## What the task asks:
Exclude the pictures, then repeat the remaining data exactly.

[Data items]
## start

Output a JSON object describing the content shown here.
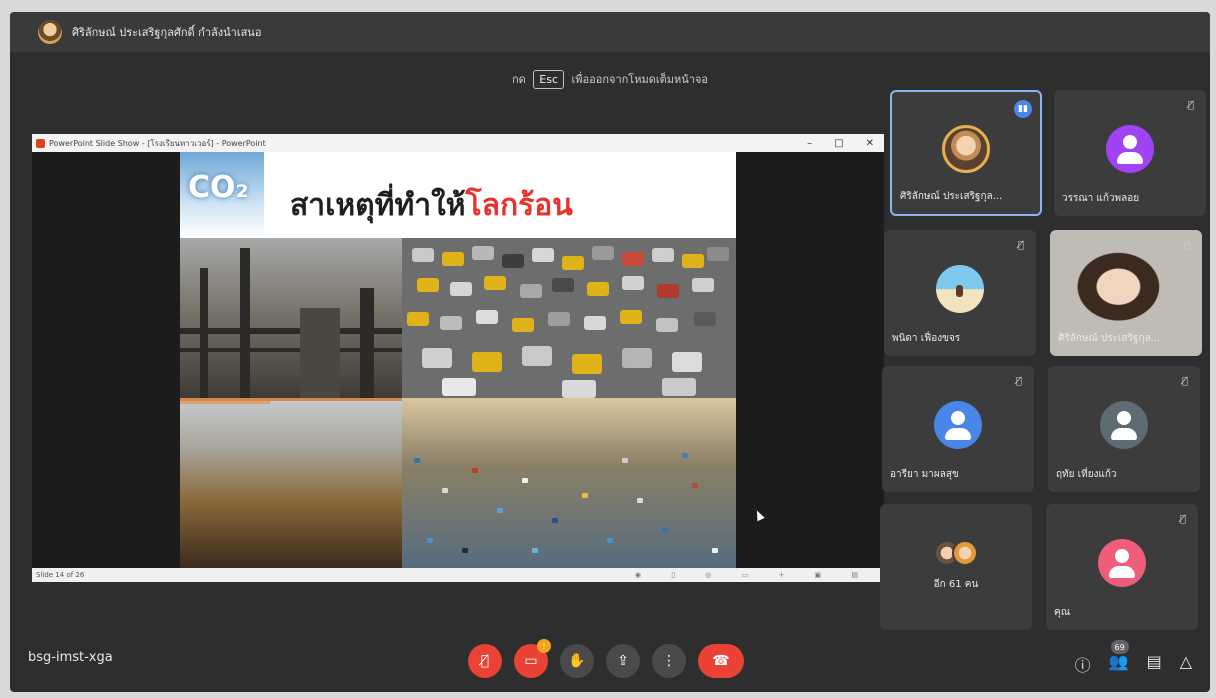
{
  "topbar": {
    "title": "ศิริลักษณ์ ประเสริฐกุลศักดิ์ กำลังนำเสนอ"
  },
  "esc_hint": {
    "before": "กด",
    "key": "Esc",
    "after": "เพื่อออกจากโหมดเต็มหน้าจอ"
  },
  "ppt": {
    "window_title": "PowerPoint Slide Show - [โรงเรียนทาวเวอร์] - PowerPoint",
    "controls": [
      "–",
      "□",
      "✕"
    ],
    "slide_title_black": "สาเหตุที่ทำให้",
    "slide_title_red": "โลกร้อน",
    "co2": "CO₂",
    "status_left": "Slide 14 of 26",
    "status_icons": "◉ ▯ ◎ ▭ + ▣ ▤"
  },
  "participants": [
    {
      "name": "ศิริลักษณ์ ประเสริฐกุล...",
      "avatar": "photo-avatar",
      "speaking": true,
      "muted": false
    },
    {
      "name": "วรรณา แก้วพลอย",
      "avatar": "person-icon",
      "color": "#a142f4",
      "muted": true
    },
    {
      "name": "พนิดา เฟื่องขจร",
      "avatar": "beach-photo",
      "muted": true
    },
    {
      "name": "ศิริลักษณ์ ประเสริฐกุล...",
      "avatar": "camera-video",
      "muted": true
    },
    {
      "name": "อารียา มาผลสุข",
      "avatar": "person-icon",
      "color": "#4a86e8",
      "muted": true
    },
    {
      "name": "ฤทัย เที่ยงแก้ว",
      "avatar": "person-icon",
      "color": "#5f6b73",
      "muted": true
    },
    {
      "name": "อีก 61 คน",
      "avatar": "grouped-avatars"
    },
    {
      "name": "คุณ",
      "avatar": "person-icon",
      "color": "#ee5e7b",
      "muted": true
    }
  ],
  "bottombar": {
    "meeting_code": "bsg-imst-xga",
    "mic_icon": "mic-off-icon",
    "cam_icon": "camera-off-icon",
    "cam_badge": "!",
    "participant_count": "69"
  },
  "colors": {
    "end_call": "#ea4335",
    "active_border": "#8ab4f8",
    "slide_red": "#e8322b"
  }
}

## end

## Answer to the exercise:
Output a JSON object describing the content shown here.
{
  "topbar": {
    "title": "ศิริลักษณ์ ประเสริฐกุลศักดิ์ กำลังนำเสนอ"
  },
  "esc_hint": {
    "before": "กด",
    "key": "Esc",
    "after": "เพื่อออกจากโหมดเต็มหน้าจอ"
  },
  "ppt": {
    "window_title": "PowerPoint Slide Show - [โรงเรียนทาวเวอร์] - PowerPoint",
    "controls": [
      "–",
      "□",
      "✕"
    ],
    "slide_title_black": "สาเหตุที่ทำให้",
    "slide_title_red": "โลกร้อน",
    "co2": "CO₂",
    "status_left": "Slide 14 of 26",
    "status_icons": "◉ ▯ ◎ ▭ + ▣ ▤"
  },
  "participants": [
    {
      "name": "ศิริลักษณ์ ประเสริฐกุล...",
      "avatar": "photo-avatar",
      "speaking": true,
      "muted": false
    },
    {
      "name": "วรรณา แก้วพลอย",
      "avatar": "person-icon",
      "color": "#a142f4",
      "muted": true
    },
    {
      "name": "พนิดา เฟื่องขจร",
      "avatar": "beach-photo",
      "muted": true
    },
    {
      "name": "ศิริลักษณ์ ประเสริฐกุล...",
      "avatar": "camera-video",
      "muted": true
    },
    {
      "name": "อารียา มาผลสุข",
      "avatar": "person-icon",
      "color": "#4a86e8",
      "muted": true
    },
    {
      "name": "ฤทัย เที่ยงแก้ว",
      "avatar": "person-icon",
      "color": "#5f6b73",
      "muted": true
    },
    {
      "name": "อีก 61 คน",
      "avatar": "grouped-avatars"
    },
    {
      "name": "คุณ",
      "avatar": "person-icon",
      "color": "#ee5e7b",
      "muted": true
    }
  ],
  "bottombar": {
    "meeting_code": "bsg-imst-xga",
    "mic_icon": "mic-off-icon",
    "cam_icon": "camera-off-icon",
    "cam_badge": "!",
    "participant_count": "69"
  },
  "colors": {
    "end_call": "#ea4335",
    "active_border": "#8ab4f8",
    "slide_red": "#e8322b"
  }
}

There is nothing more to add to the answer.